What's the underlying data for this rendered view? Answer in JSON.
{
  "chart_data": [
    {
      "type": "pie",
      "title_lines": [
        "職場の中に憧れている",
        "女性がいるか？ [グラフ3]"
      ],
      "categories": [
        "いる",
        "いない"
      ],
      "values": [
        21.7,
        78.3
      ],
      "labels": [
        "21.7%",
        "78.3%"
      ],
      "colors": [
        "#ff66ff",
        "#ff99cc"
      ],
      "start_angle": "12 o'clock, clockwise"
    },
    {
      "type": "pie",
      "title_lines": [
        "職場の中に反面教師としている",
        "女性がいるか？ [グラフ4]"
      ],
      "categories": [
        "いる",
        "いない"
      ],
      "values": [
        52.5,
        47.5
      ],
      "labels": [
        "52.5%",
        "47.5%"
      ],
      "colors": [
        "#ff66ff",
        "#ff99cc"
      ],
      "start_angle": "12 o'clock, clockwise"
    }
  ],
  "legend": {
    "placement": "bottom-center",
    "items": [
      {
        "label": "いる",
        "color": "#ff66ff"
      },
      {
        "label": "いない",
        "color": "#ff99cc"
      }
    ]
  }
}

---

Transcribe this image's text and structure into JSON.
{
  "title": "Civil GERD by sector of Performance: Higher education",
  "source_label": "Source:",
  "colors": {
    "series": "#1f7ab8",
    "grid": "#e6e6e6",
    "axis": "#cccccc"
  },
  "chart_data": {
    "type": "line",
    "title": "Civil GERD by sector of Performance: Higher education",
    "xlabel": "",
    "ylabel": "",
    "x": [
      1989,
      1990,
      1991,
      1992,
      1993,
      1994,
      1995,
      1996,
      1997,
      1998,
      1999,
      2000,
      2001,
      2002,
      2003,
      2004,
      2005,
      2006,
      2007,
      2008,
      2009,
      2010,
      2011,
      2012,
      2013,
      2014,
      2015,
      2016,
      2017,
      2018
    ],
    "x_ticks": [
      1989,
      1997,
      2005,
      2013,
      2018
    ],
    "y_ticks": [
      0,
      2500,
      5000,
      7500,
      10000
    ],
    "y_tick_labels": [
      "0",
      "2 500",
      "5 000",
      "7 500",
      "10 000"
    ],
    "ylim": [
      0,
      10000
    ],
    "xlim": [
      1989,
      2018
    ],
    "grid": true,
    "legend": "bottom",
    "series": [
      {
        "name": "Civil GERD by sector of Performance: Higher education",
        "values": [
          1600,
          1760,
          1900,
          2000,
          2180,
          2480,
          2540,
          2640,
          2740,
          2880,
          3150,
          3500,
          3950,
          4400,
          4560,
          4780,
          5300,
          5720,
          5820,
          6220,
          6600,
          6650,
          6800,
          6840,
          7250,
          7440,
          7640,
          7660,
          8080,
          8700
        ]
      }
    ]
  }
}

WORK TO DO:
Scan the records above for the string "Civil", then report every line that contains it.

RESPONSE TO THIS EXERCISE:
  "title": "Civil GERD by sector of Performance: Higher education",
    "title": "Civil GERD by sector of Performance: Higher education",
        "name": "Civil GERD by sector of Performance: Higher education",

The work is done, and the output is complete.